Going through the material underneath, give only the number of lines that contain "letter".

*** Opening of RECORD SET ***

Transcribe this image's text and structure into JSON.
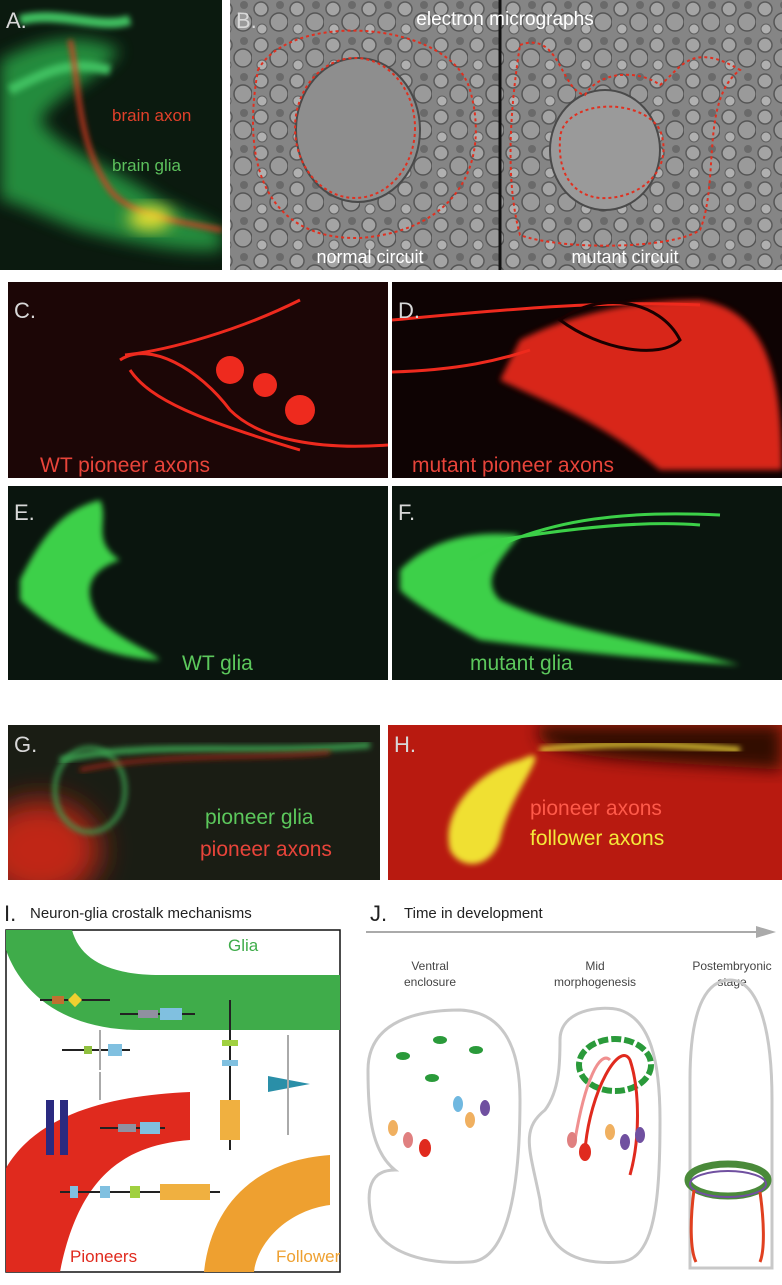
{
  "panels": {
    "A": {
      "letter": "A.",
      "labels": [
        "brain axon",
        "brain glia"
      ]
    },
    "B": {
      "letter": "B.",
      "title": "electron micrographs",
      "labels": [
        "normal circuit",
        "mutant circuit"
      ]
    },
    "C": {
      "letter": "C.",
      "labels": [
        "WT pioneer axons"
      ]
    },
    "D": {
      "letter": "D.",
      "labels": [
        "mutant pioneer axons"
      ]
    },
    "E": {
      "letter": "E.",
      "labels": [
        "WT glia"
      ]
    },
    "F": {
      "letter": "F.",
      "labels": [
        "mutant glia"
      ]
    },
    "G": {
      "letter": "G.",
      "labels": [
        "pioneer glia",
        "pioneer axons"
      ]
    },
    "H": {
      "letter": "H.",
      "labels": [
        "pioneer axons",
        "follower axons"
      ]
    },
    "I": {
      "letter": "I.",
      "title": "Neuron-glia crostalk mechanisms",
      "labels": [
        "Glia",
        "Pioneers",
        "Follower"
      ]
    },
    "J": {
      "letter": "J.",
      "title": "Time in development",
      "stages": [
        [
          "Ventral",
          "enclosure"
        ],
        [
          "Mid",
          "morphogenesis"
        ],
        [
          "Postembryonic",
          "stage"
        ]
      ]
    }
  }
}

*** Close of RECORD SET ***

TASK OUTPUT: 10